## [STATED PROBLEM]
Output the data word for word, dropping every image.

....................

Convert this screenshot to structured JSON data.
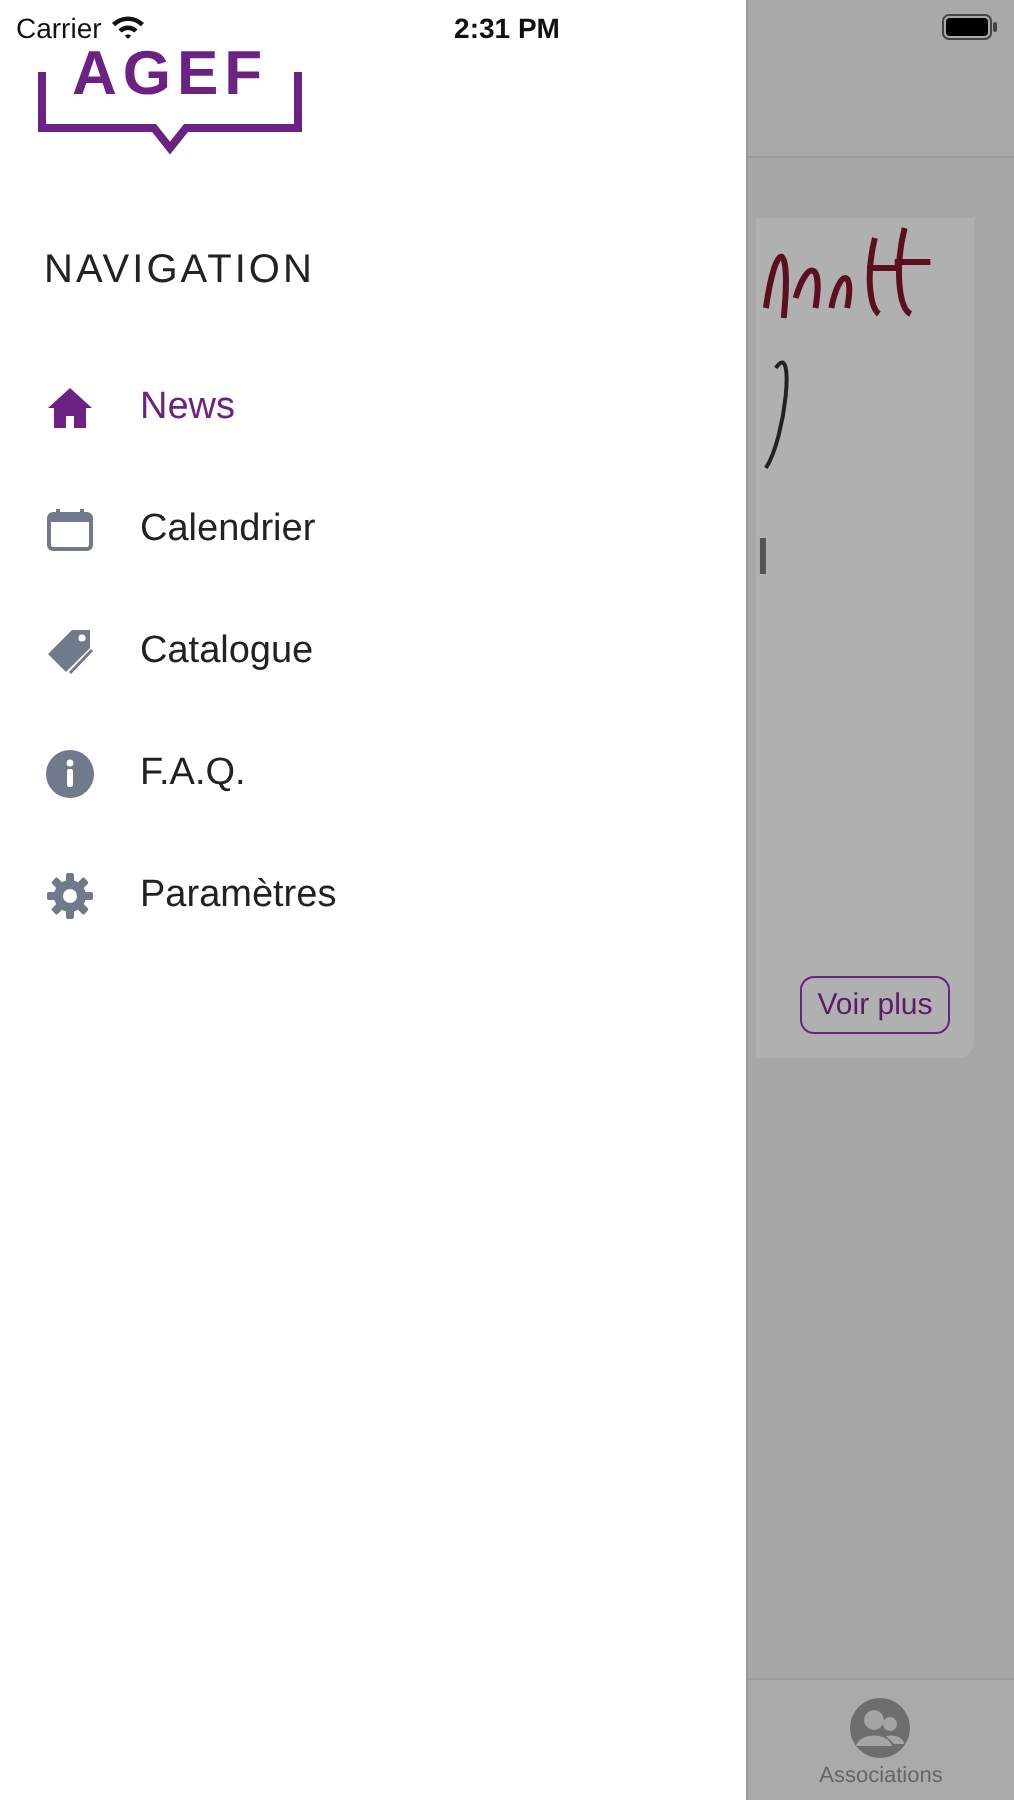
{
  "status_bar": {
    "carrier": "Carrier",
    "time": "2:31 PM"
  },
  "logo": {
    "text": "AGEF"
  },
  "navigation": {
    "heading": "NAVIGATION",
    "items": [
      {
        "label": "News",
        "kind": "home",
        "selected": true
      },
      {
        "label": "Calendrier",
        "kind": "calendar",
        "selected": false
      },
      {
        "label": "Catalogue",
        "kind": "tag",
        "selected": false
      },
      {
        "label": "F.A.Q.",
        "kind": "info",
        "selected": false
      },
      {
        "label": "Paramètres",
        "kind": "gear",
        "selected": false
      }
    ]
  },
  "background": {
    "card": {
      "button": "Voir plus"
    },
    "tab_bar": [
      {
        "label": "Associations"
      }
    ]
  }
}
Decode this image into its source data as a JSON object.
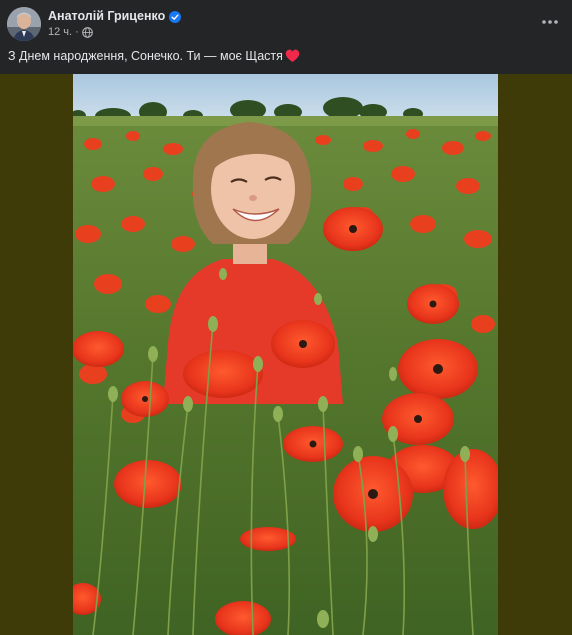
{
  "post": {
    "author": "Анатолій Гриценко",
    "time": "12 ч.",
    "text": "З Днем народження, Сонечко. Ти — моє Щастя",
    "verified": true,
    "audience_icon": "globe-icon",
    "emoji": "red-heart"
  },
  "colors": {
    "background": "#242526",
    "media_background": "#3f3b09",
    "verified_badge": "#1877f2",
    "heart": "#f02849",
    "poppy": "#e8351c"
  }
}
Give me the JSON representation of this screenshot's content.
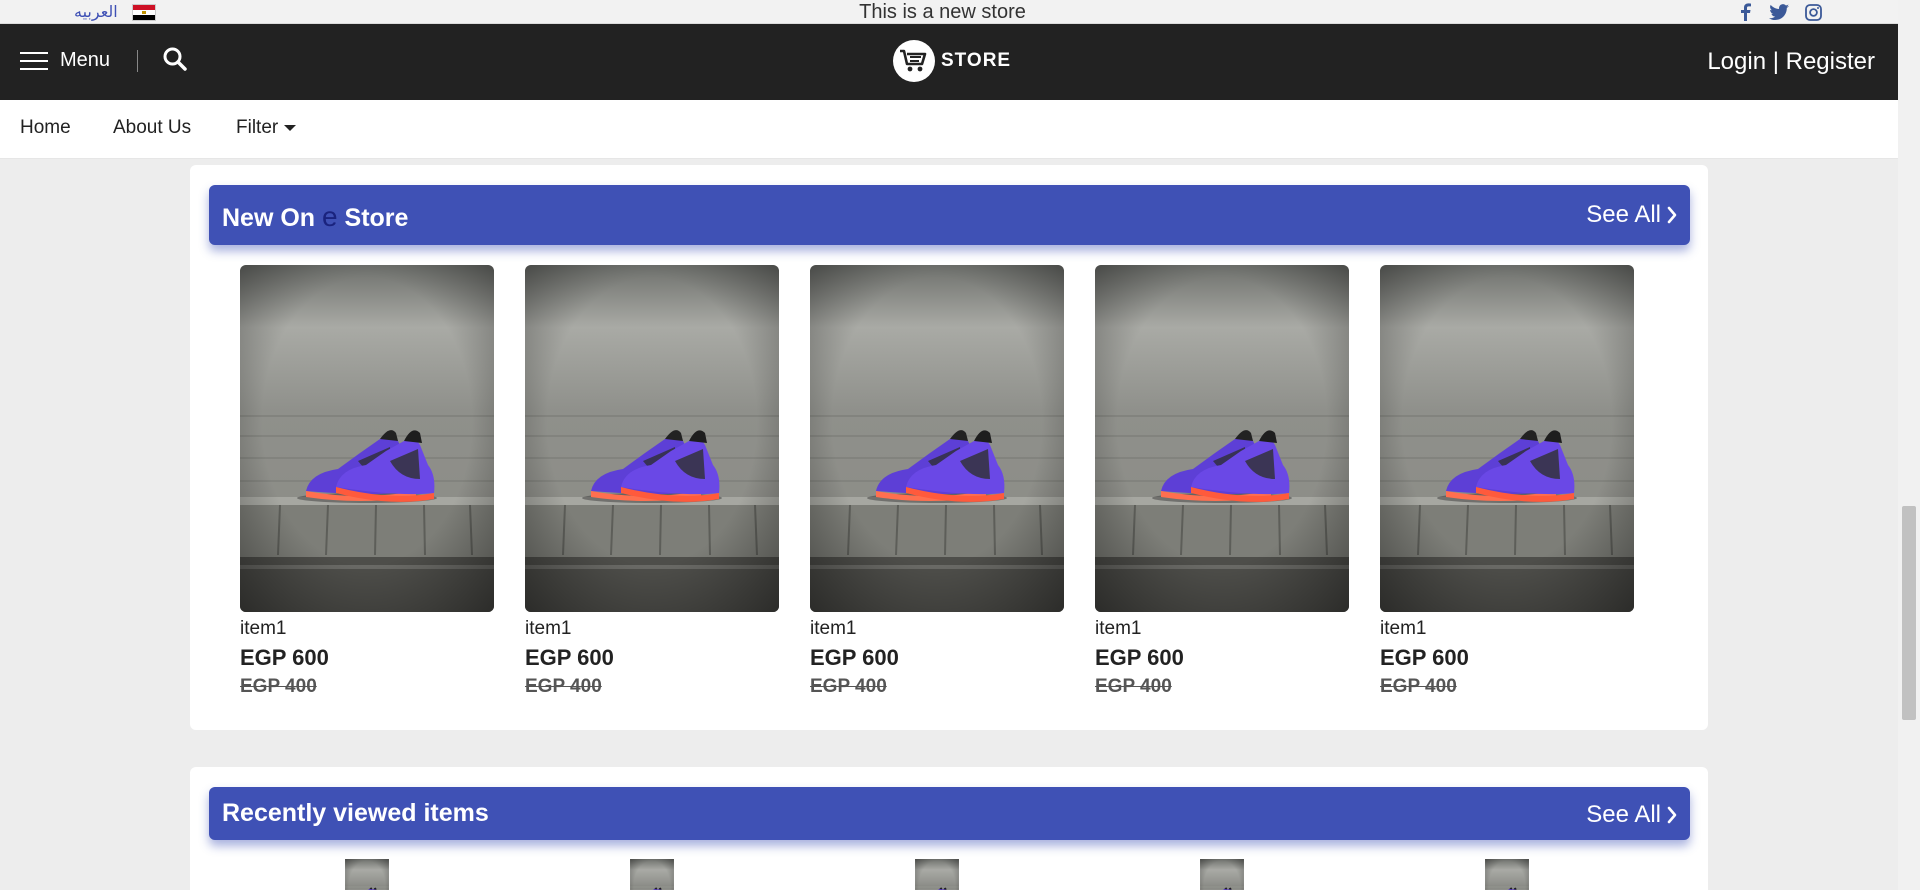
{
  "topbar": {
    "language_label": "العربيه",
    "announcement": "This is a new store",
    "socials": [
      "facebook-icon",
      "twitter-icon",
      "instagram-icon"
    ]
  },
  "header": {
    "menu_label": "Menu",
    "logo_text": "STORE",
    "login_label": "Login",
    "separator": " | ",
    "register_label": "Register"
  },
  "nav": {
    "home": "Home",
    "about": "About Us",
    "filter": "Filter"
  },
  "sections": [
    {
      "title_start": "New On ",
      "title_e": "e",
      "title_end": " Store",
      "see_all": "See All",
      "products": [
        {
          "name": "item1",
          "price": "EGP 600",
          "old_price": "EGP 400"
        },
        {
          "name": "item1",
          "price": "EGP 600",
          "old_price": "EGP 400"
        },
        {
          "name": "item1",
          "price": "EGP 600",
          "old_price": "EGP 400"
        },
        {
          "name": "item1",
          "price": "EGP 600",
          "old_price": "EGP 400"
        },
        {
          "name": "item1",
          "price": "EGP 600",
          "old_price": "EGP 400"
        }
      ]
    },
    {
      "title": "Recently viewed items",
      "see_all": "See All"
    }
  ],
  "colors": {
    "accent": "#3f51b5",
    "header_bg": "#222222",
    "page_bg": "#ededed"
  }
}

....................

## [EXERCISE ANSWER]
Convert this screenshot to structured JSON data.
{
  "status_bar": {
    "carrier": "Carrier",
    "time": "2:31 PM"
  },
  "logo": {
    "text": "AGEF"
  },
  "navigation": {
    "heading": "NAVIGATION",
    "items": [
      {
        "label": "News",
        "kind": "home",
        "selected": true
      },
      {
        "label": "Calendrier",
        "kind": "calendar",
        "selected": false
      },
      {
        "label": "Catalogue",
        "kind": "tag",
        "selected": false
      },
      {
        "label": "F.A.Q.",
        "kind": "info",
        "selected": false
      },
      {
        "label": "Paramètres",
        "kind": "gear",
        "selected": false
      }
    ]
  },
  "background": {
    "card": {
      "button": "Voir plus"
    },
    "tab_bar": [
      {
        "label": "Associations"
      }
    ]
  }
}
Decode this image into its source data as a JSON object.
{
  "post": {
    "author": "Анатолій Гриценко",
    "time": "12 ч.",
    "text": "З Днем народження, Сонечко. Ти — моє Щастя",
    "verified": true,
    "audience_icon": "globe-icon",
    "emoji": "red-heart"
  },
  "colors": {
    "background": "#242526",
    "media_background": "#3f3b09",
    "verified_badge": "#1877f2",
    "heart": "#f02849",
    "poppy": "#e8351c"
  }
}
Give me the JSON representation of this screenshot's content.
{
  "topbar": {
    "language_label": "العربيه",
    "announcement": "This is a new store",
    "socials": [
      "facebook-icon",
      "twitter-icon",
      "instagram-icon"
    ]
  },
  "header": {
    "menu_label": "Menu",
    "logo_text": "STORE",
    "login_label": "Login",
    "separator": " | ",
    "register_label": "Register"
  },
  "nav": {
    "home": "Home",
    "about": "About Us",
    "filter": "Filter"
  },
  "sections": [
    {
      "title_start": "New On ",
      "title_e": "e",
      "title_end": " Store",
      "see_all": "See All",
      "products": [
        {
          "name": "item1",
          "price": "EGP 600",
          "old_price": "EGP 400"
        },
        {
          "name": "item1",
          "price": "EGP 600",
          "old_price": "EGP 400"
        },
        {
          "name": "item1",
          "price": "EGP 600",
          "old_price": "EGP 400"
        },
        {
          "name": "item1",
          "price": "EGP 600",
          "old_price": "EGP 400"
        },
        {
          "name": "item1",
          "price": "EGP 600",
          "old_price": "EGP 400"
        }
      ]
    },
    {
      "title": "Recently viewed items",
      "see_all": "See All"
    }
  ],
  "colors": {
    "accent": "#3f51b5",
    "header_bg": "#222222",
    "page_bg": "#ededed"
  }
}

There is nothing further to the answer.